## [Document extract]
________________
It has been one year to the day as we sat in anticipation in front of our TV screens waiting an announcement, we knew was weeks in the making. Boris Johnson addressing the UK, and implementing a national lockdown.
Oh, what a novelty, to work from home, not have to commute and for those lucky enough to be furloughed, time off for our own activities. This was going to be three weeks of enjoying the weather, getting the garden done, eating better, DIY projects, exercising, all the activities we tell ourselves we will focus on, if only we had more time.
We all knew it wouldn’t be three weeks and as the lockdown extended to three months, we at least had the summer to enjoy it. We were able to enjoy the outdoors, leave our homes and enjoy nature and all that that offered.
The summer came to a close and everyone stopped showing off about their lives. The food they’d cooked, the walks they had been on, the online events they were invited too, it felt like everyone was trying to one up each other on social media (myself included).
Yet, as we hit the year anniversary of when lockdown was first introduced, time is doing some strange things. It also recently dawned on me that we can have too much time and it isn’t always a good thing.
If like me, you have a job and are working from home, there is a soothing routine to your week Monday – Friday, 9am to 5pm. There are meetings, calls and tasks to be completed. It is the unlimited amounts of time on weekends that have always caused me anxiety and stress.
I have my business, writing books so I factor this into my weekend, to make sure I write. Yet hours of unaccounted for time cause me to dread the day ahead of me. What to do with 48 hours where you have to be accountable to yourself?
The last few weeks it made me realise that I needed to allocate time to tasks. I wake up earlier to do Yoga (a new favourite of mine). cook and clean and then shower to get on with an afternoon of writing and/or being creative.
It has taken a long time to find some sort of rhythm where the weekend and the time ahead doesn’t fill me with dread. I do what I can to not procrastinate for hours on end. I allow myself an hour to watch a bit of telly or read a book, so it doesn’t just feel like I’m always working. I’m slowly changing toxic habits, because for the longest time, it was time itself stretching ahead of me that would scare me.
So, when people say ‘I wish I had more time’, do they really mean it? Do they really need or want so much unlimited time it can be quite daunting knowing what to do with it?
Because the reality is, too much time isn’t always what it is cracked up to be.
________________
(Dataset entries)
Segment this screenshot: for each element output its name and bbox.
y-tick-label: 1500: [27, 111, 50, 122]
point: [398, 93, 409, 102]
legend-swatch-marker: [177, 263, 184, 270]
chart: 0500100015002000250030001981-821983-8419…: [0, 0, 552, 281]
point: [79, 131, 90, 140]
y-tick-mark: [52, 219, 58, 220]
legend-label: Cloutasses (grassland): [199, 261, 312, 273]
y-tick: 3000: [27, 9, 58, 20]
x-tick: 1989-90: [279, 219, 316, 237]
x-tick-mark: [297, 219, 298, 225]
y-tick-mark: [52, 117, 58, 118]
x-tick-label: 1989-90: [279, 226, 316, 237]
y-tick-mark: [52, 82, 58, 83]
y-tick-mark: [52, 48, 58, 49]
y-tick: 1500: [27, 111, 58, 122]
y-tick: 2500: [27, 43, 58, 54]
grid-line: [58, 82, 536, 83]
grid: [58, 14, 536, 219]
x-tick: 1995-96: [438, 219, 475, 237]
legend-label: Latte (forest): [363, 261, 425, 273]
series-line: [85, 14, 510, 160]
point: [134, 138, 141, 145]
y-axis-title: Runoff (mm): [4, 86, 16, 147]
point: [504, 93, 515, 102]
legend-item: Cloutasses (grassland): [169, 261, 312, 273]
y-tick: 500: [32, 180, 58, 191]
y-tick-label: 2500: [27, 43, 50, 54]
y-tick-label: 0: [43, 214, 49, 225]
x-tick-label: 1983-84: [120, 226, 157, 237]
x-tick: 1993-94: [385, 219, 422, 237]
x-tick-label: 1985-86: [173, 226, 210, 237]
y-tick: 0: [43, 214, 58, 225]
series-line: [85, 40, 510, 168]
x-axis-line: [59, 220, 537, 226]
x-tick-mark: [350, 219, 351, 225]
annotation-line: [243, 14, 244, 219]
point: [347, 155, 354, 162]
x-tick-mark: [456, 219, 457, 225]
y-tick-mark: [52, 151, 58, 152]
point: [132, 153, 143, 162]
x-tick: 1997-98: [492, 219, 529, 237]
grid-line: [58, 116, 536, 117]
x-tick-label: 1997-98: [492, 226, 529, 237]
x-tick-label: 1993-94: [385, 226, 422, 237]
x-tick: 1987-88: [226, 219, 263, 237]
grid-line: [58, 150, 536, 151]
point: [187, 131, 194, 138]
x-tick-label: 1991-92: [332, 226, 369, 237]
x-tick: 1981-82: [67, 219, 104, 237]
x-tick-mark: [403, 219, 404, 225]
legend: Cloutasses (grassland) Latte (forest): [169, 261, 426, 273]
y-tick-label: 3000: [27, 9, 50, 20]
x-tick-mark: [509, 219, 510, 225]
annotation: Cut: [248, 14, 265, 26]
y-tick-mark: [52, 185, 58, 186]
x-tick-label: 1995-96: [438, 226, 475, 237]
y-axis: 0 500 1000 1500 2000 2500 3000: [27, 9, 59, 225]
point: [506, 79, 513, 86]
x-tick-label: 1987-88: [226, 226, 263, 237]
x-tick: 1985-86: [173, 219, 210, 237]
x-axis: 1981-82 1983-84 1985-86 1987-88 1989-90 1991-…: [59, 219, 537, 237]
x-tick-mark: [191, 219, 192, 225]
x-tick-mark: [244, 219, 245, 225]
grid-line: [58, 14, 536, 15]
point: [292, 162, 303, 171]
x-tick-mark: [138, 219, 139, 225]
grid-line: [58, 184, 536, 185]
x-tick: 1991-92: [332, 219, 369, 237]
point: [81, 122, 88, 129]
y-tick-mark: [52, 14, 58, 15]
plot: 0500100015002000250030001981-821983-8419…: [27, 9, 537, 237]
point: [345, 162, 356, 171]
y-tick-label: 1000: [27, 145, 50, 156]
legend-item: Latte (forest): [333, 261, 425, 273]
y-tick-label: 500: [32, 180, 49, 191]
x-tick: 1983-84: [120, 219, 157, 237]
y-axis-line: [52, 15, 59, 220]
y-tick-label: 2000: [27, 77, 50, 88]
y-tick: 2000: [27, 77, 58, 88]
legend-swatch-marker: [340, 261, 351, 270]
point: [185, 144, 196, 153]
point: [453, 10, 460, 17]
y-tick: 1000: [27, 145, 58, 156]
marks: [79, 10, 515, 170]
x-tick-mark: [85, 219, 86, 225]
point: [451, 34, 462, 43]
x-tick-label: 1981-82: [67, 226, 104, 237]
________________
## [Work instruction 1]
Copy the stretch of the lockdown essay from "So, when people" through "do with it?".
## [Work instruction 2]
In the lockdown essay, what activity does the writer get up earlier on weekends to do?
These dataset entries were taken from a source other than the lockdown essay.

## [Response 1]
So, when people say ‘I wish I had more time’, do they really mean it? Do they really need or want so much unlimited time it can be quite daunting knowing what to do with it?

## [Response 2]
Yoga.